● Problem to work on
Wherever the word "Self" appears in the entries, copy the whole line.

● Extracted entries
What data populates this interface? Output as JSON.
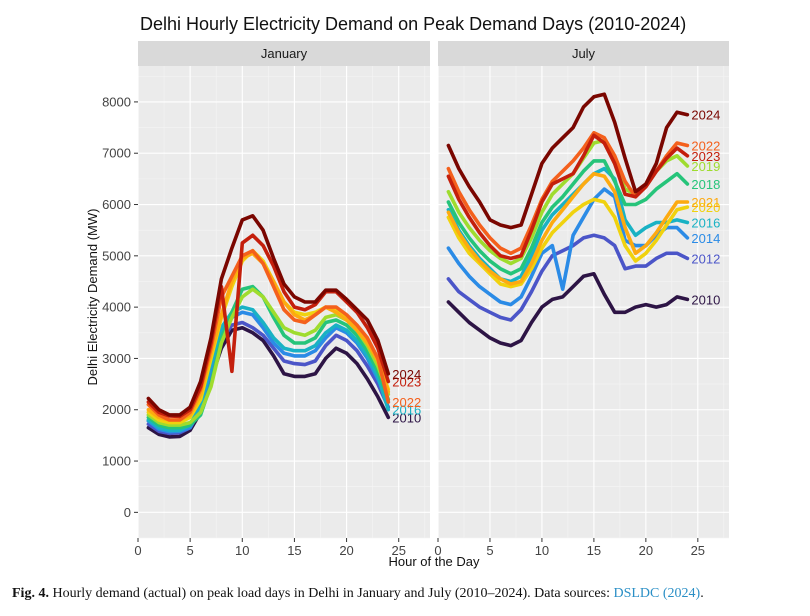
{
  "chart_data": {
    "type": "line",
    "title": "Delhi Hourly Electricity Demand on Peak Demand Days (2010-2024)",
    "xlabel": "Hour of the Day",
    "ylabel": "Delhi Electricity Demand (MW)",
    "xlim": [
      0,
      28
    ],
    "ylim": [
      -500,
      8700
    ],
    "x_ticks": [
      0,
      5,
      10,
      15,
      20,
      25
    ],
    "y_ticks": [
      0,
      1000,
      2000,
      3000,
      4000,
      5000,
      6000,
      7000,
      8000
    ],
    "x": [
      1,
      2,
      3,
      4,
      5,
      6,
      7,
      8,
      9,
      10,
      11,
      12,
      13,
      14,
      15,
      16,
      17,
      18,
      19,
      20,
      21,
      22,
      23,
      24
    ],
    "colors": {
      "2010": "#2d1445",
      "2012": "#4b55c8",
      "2014": "#2b8be6",
      "2016": "#19b2c4",
      "2018": "#26c47a",
      "2019": "#9fdc2e",
      "2020": "#f0d20e",
      "2021": "#fdaa10",
      "2022": "#f4601c",
      "2023": "#c41f0c",
      "2024": "#7a0600"
    },
    "panels": [
      {
        "name": "January",
        "series": [
          {
            "name": "2010",
            "label": "2010",
            "values": [
              1650,
              1520,
              1470,
              1480,
              1600,
              1950,
              2600,
              3200,
              3550,
              3600,
              3500,
              3350,
              3050,
              2700,
              2650,
              2650,
              2700,
              3000,
              3200,
              3100,
              2900,
              2600,
              2250,
              1850
            ]
          },
          {
            "name": "2012",
            "label": "",
            "values": [
              1720,
              1580,
              1540,
              1550,
              1650,
              2050,
              2750,
              3350,
              3650,
              3700,
              3600,
              3450,
              3200,
              2950,
              2900,
              2880,
              2950,
              3250,
              3450,
              3350,
              3150,
              2850,
              2500,
              2050
            ]
          },
          {
            "name": "2014",
            "label": "",
            "values": [
              1780,
              1620,
              1570,
              1580,
              1650,
              2000,
              2800,
              3500,
              3800,
              3900,
              3850,
              3600,
              3300,
              3100,
              3050,
              3050,
              3150,
              3400,
              3600,
              3500,
              3300,
              3000,
              2600,
              2150
            ]
          },
          {
            "name": "2016",
            "label": "2016",
            "values": [
              1800,
              1650,
              1600,
              1600,
              1700,
              2100,
              2900,
              3600,
              3900,
              4000,
              3950,
              3700,
              3400,
              3200,
              3150,
              3150,
              3250,
              3500,
              3650,
              3550,
              3350,
              3050,
              2650,
              2000
            ]
          },
          {
            "name": "2018",
            "label": "",
            "values": [
              1850,
              1700,
              1650,
              1650,
              1700,
              1900,
              2500,
              3400,
              3900,
              4350,
              4400,
              4200,
              3800,
              3450,
              3300,
              3300,
              3400,
              3700,
              3750,
              3650,
              3450,
              3150,
              2750,
              2200
            ]
          },
          {
            "name": "2019",
            "label": "",
            "values": [
              1900,
              1750,
              1700,
              1700,
              1750,
              1950,
              2450,
              3300,
              3800,
              4200,
              4350,
              4200,
              3900,
              3600,
              3500,
              3450,
              3550,
              3800,
              3850,
              3750,
              3550,
              3250,
              2850,
              2300
            ]
          },
          {
            "name": "2020",
            "label": "",
            "values": [
              1950,
              1800,
              1750,
              1750,
              1850,
              2200,
              3000,
              3800,
              4400,
              4900,
              5100,
              4900,
              4500,
              4100,
              3900,
              3850,
              3900,
              4000,
              3950,
              3800,
              3600,
              3350,
              2950,
              2400
            ]
          },
          {
            "name": "2021",
            "label": "",
            "values": [
              2000,
              1850,
              1800,
              1800,
              1900,
              2300,
              3100,
              3850,
              4500,
              4950,
              5050,
              4850,
              4500,
              4100,
              3850,
              3750,
              3850,
              4000,
              3900,
              3750,
              3550,
              3300,
              2950,
              2350
            ]
          },
          {
            "name": "2022",
            "label": "2022",
            "values": [
              2100,
              1900,
              1800,
              1800,
              1950,
              2400,
              3200,
              4200,
              4600,
              5000,
              5100,
              4850,
              4400,
              3950,
              3750,
              3700,
              3850,
              4000,
              4000,
              3850,
              3650,
              3400,
              3000,
              2150
            ]
          },
          {
            "name": "2023",
            "label": "2023",
            "values": [
              2150,
              1950,
              1880,
              1870,
              2000,
              2450,
              3300,
              4400,
              2750,
              5250,
              5400,
              5200,
              4800,
              4300,
              4000,
              3950,
              4050,
              4300,
              4300,
              4100,
              3900,
              3600,
              3200,
              2550
            ]
          },
          {
            "name": "2024",
            "label": "2024",
            "values": [
              2220,
              2000,
              1900,
              1900,
              2050,
              2550,
              3400,
              4550,
              5150,
              5700,
              5780,
              5500,
              4950,
              4450,
              4200,
              4100,
              4100,
              4330,
              4330,
              4150,
              3950,
              3750,
              3350,
              2700
            ]
          }
        ]
      },
      {
        "name": "July",
        "series": [
          {
            "name": "2010",
            "label": "2010",
            "values": [
              4100,
              3900,
              3700,
              3550,
              3400,
              3300,
              3250,
              3350,
              3700,
              4000,
              4150,
              4200,
              4400,
              4600,
              4650,
              4250,
              3900,
              3900,
              4000,
              4050,
              4000,
              4050,
              4200,
              4150
            ]
          },
          {
            "name": "2012",
            "label": "2012",
            "values": [
              4550,
              4300,
              4150,
              4000,
              3900,
              3800,
              3750,
              3950,
              4300,
              4700,
              5000,
              5100,
              5200,
              5350,
              5400,
              5350,
              5200,
              4750,
              4800,
              4800,
              4950,
              5050,
              5050,
              4950
            ]
          },
          {
            "name": "2014",
            "label": "2014",
            "values": [
              5150,
              4850,
              4600,
              4400,
              4250,
              4100,
              4050,
              4200,
              4600,
              5050,
              5200,
              4350,
              5400,
              5750,
              6100,
              6300,
              6150,
              5300,
              5200,
              5200,
              5400,
              5550,
              5550,
              5350
            ]
          },
          {
            "name": "2016",
            "label": "2016",
            "values": [
              5900,
              5500,
              5200,
              4950,
              4750,
              4550,
              4500,
              4600,
              5000,
              5500,
              5800,
              6000,
              6200,
              6400,
              6600,
              6700,
              6500,
              5700,
              5400,
              5550,
              5650,
              5650,
              5700,
              5650
            ]
          },
          {
            "name": "2018",
            "label": "2018",
            "values": [
              6050,
              5650,
              5350,
              5100,
              4900,
              4750,
              4650,
              4750,
              5150,
              5650,
              5950,
              6150,
              6400,
              6650,
              6850,
              6850,
              6450,
              6000,
              6000,
              6100,
              6300,
              6450,
              6600,
              6400
            ]
          },
          {
            "name": "2019",
            "label": "2019",
            "values": [
              6250,
              5850,
              5550,
              5300,
              5100,
              4950,
              4850,
              4950,
              5350,
              5850,
              6200,
              6400,
              6600,
              6900,
              7200,
              7250,
              6800,
              6300,
              6200,
              6400,
              6650,
              6850,
              6950,
              6750
            ]
          },
          {
            "name": "2020",
            "label": "2020",
            "values": [
              5750,
              5350,
              5050,
              4850,
              4650,
              4450,
              4400,
              4450,
              4750,
              5150,
              5450,
              5650,
              5850,
              6000,
              6100,
              6050,
              5750,
              5200,
              4900,
              5050,
              5300,
              5600,
              5900,
              5950
            ]
          },
          {
            "name": "2021",
            "label": "2021",
            "values": [
              5850,
              5450,
              5150,
              4900,
              4700,
              4550,
              4450,
              4500,
              4850,
              5300,
              5650,
              5900,
              6150,
              6400,
              6600,
              6550,
              6250,
              5550,
              5050,
              5200,
              5450,
              5750,
              6050,
              6050
            ]
          },
          {
            "name": "2022",
            "label": "2022",
            "values": [
              6700,
              6250,
              5900,
              5600,
              5350,
              5150,
              5050,
              5150,
              5600,
              6100,
              6450,
              6650,
              6850,
              7100,
              7400,
              7300,
              6950,
              6450,
              6150,
              6350,
              6650,
              6950,
              7200,
              7150
            ]
          },
          {
            "name": "2023",
            "label": "2023",
            "values": [
              6550,
              6100,
              5750,
              5450,
              5200,
              5000,
              4950,
              5000,
              5500,
              6050,
              6400,
              6500,
              6600,
              6950,
              7350,
              7200,
              6800,
              6200,
              6150,
              6350,
              6650,
              6900,
              7100,
              6950
            ]
          },
          {
            "name": "2024",
            "label": "2024",
            "values": [
              7150,
              6700,
              6350,
              6050,
              5700,
              5600,
              5550,
              5600,
              6200,
              6800,
              7100,
              7300,
              7500,
              7900,
              8100,
              8150,
              7600,
              6900,
              6250,
              6400,
              6800,
              7500,
              7800,
              7750
            ]
          }
        ]
      }
    ]
  },
  "caption": {
    "label": "Fig. 4.",
    "text": "Hourly demand (actual) on peak load days in Delhi in January and July (2010–2024). Data sources:",
    "source": "DSLDC (2024)",
    "end": "."
  }
}
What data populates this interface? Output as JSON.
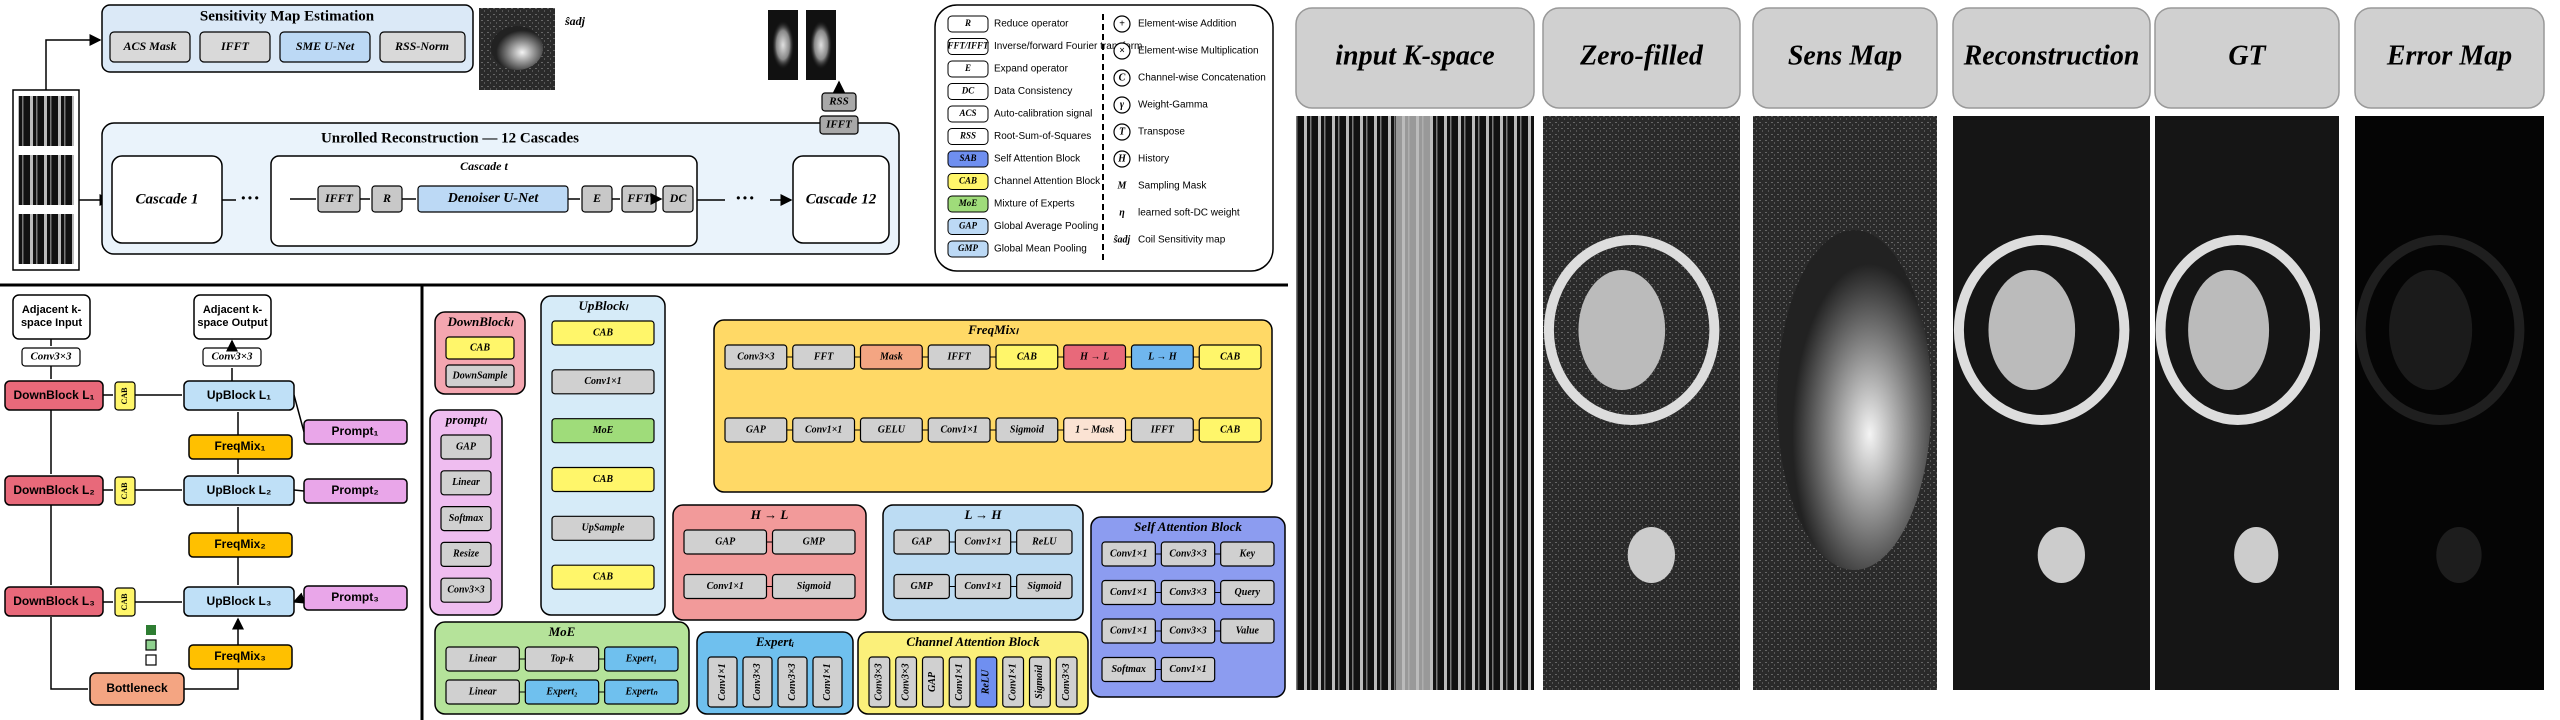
{
  "sensitivity": {
    "title": "Sensitivity Map Estimation",
    "blocks": [
      "ACS Mask",
      "IFFT",
      "SME U-Net",
      "RSS-Norm"
    ],
    "output": "ŝadj"
  },
  "unrolled": {
    "title": "Unrolled Reconstruction — 12 Cascades",
    "first": "Cascade 1",
    "last": "Cascade 12",
    "inner_title": "Cascade t",
    "blocks": [
      "IFFT",
      "R",
      "Denoiser U-Net",
      "E",
      "FFT",
      "DC"
    ],
    "post": [
      "RSS",
      "IFFT"
    ]
  },
  "legend": {
    "left": [
      {
        "symbol": "R",
        "text": "Reduce operator"
      },
      {
        "symbol": "FFT/IFFT",
        "text": "Inverse/forward Fourier transform"
      },
      {
        "symbol": "E",
        "text": "Expand operator"
      },
      {
        "symbol": "DC",
        "text": "Data Consistency"
      },
      {
        "symbol": "ACS",
        "text": "Auto-calibration signal"
      },
      {
        "symbol": "RSS",
        "text": "Root-Sum-of-Squares"
      },
      {
        "symbol": "SAB",
        "text": "Self Attention Block"
      },
      {
        "symbol": "CAB",
        "text": "Channel Attention Block"
      },
      {
        "symbol": "MoE",
        "text": "Mixture of Experts"
      },
      {
        "symbol": "GAP",
        "text": "Global Average Pooling"
      },
      {
        "symbol": "GMP",
        "text": "Global Mean Pooling"
      }
    ],
    "right": [
      {
        "symbol": "+",
        "text": "Element-wise Addition"
      },
      {
        "symbol": "×",
        "text": "Element-wise Multiplication"
      },
      {
        "symbol": "C",
        "text": "Channel-wise Concatenation"
      },
      {
        "symbol": "γ",
        "text": "Weight-Gamma"
      },
      {
        "symbol": "T",
        "text": "Transpose"
      },
      {
        "symbol": "H",
        "text": "History"
      },
      {
        "symbol": "M",
        "text": "Sampling Mask"
      },
      {
        "symbol": "η",
        "text": "learned soft-DC weight"
      },
      {
        "symbol": "ŝadj",
        "text": "Coil Sensitivity map"
      }
    ]
  },
  "unet": {
    "input": "Adjacent k-space Input",
    "output": "Adjacent k-space Output",
    "conv_in": "Conv3×3",
    "conv_out": "Conv3×3",
    "down": [
      "DownBlock L₁",
      "DownBlock L₂",
      "DownBlock L₃"
    ],
    "cab": "CAB",
    "up": [
      "UpBlock L₁",
      "UpBlock L₂",
      "UpBlock L₃"
    ],
    "freqmix": [
      "FreqMix₁",
      "FreqMix₂",
      "FreqMix₃"
    ],
    "prompt": [
      "Prompt₁",
      "Prompt₂",
      "Prompt₃"
    ],
    "bottleneck": "Bottleneck"
  },
  "modules": {
    "downblock": {
      "title": "DownBlockₗ",
      "blocks": [
        "CAB",
        "DownSample"
      ]
    },
    "prompt": {
      "title": "promptₗ",
      "blocks": [
        "GAP",
        "Linear",
        "Softmax",
        "Resize",
        "Conv3×3"
      ]
    },
    "upblock": {
      "title": "UpBlockₗ",
      "blocks": [
        "CAB",
        "Conv1×1",
        "MoE",
        "CAB",
        "UpSample",
        "CAB"
      ]
    },
    "freqmix": {
      "title": "FreqMixₗ",
      "blocks": [
        "Conv3×3",
        "FFT",
        "Mask",
        "IFFT",
        "CAB",
        "H → L",
        "L → H",
        "CAB",
        "GAP",
        "Conv1×1",
        "GELU",
        "Conv1×1",
        "Sigmoid",
        "1 − Mask",
        "IFFT",
        "CAB"
      ]
    },
    "h2l": {
      "title": "H → L",
      "blocks": [
        "GAP",
        "GMP",
        "Conv1×1",
        "Sigmoid"
      ]
    },
    "l2h": {
      "title": "L → H",
      "blocks": [
        "GAP",
        "Conv1×1",
        "ReLU",
        "GMP",
        "Conv1×1",
        "Sigmoid"
      ]
    },
    "sab": {
      "title": "Self Attention Block",
      "blocks": [
        "Conv1×1",
        "Conv3×3",
        "Key",
        "Conv1×1",
        "Conv3×3",
        "Query",
        "Conv1×1",
        "Conv3×3",
        "Value",
        "Softmax",
        "Conv1×1"
      ]
    },
    "moe": {
      "title": "MoE",
      "blocks": [
        "Linear",
        "Top-k",
        "Expert₁",
        "Linear",
        "Expert₂",
        "Expertₙ"
      ]
    },
    "expert": {
      "title": "Expertᵢ",
      "blocks": [
        "Conv1×1",
        "Conv3×3",
        "Conv3×3",
        "Conv1×1"
      ]
    },
    "cab": {
      "title": "Channel Attention Block",
      "blocks": [
        "Conv3×3",
        "Conv3×3",
        "GAP",
        "Conv1×1",
        "ReLU",
        "Conv1×1",
        "Sigmoid",
        "Conv3×3"
      ]
    }
  },
  "panels": {
    "headers": [
      "input K-space",
      "Zero-filled",
      "Sens Map",
      "Reconstruction",
      "GT",
      "Error Map"
    ]
  }
}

● Answer in full
        "text": "Self Attention Block"
      "title": "Self Attention Block",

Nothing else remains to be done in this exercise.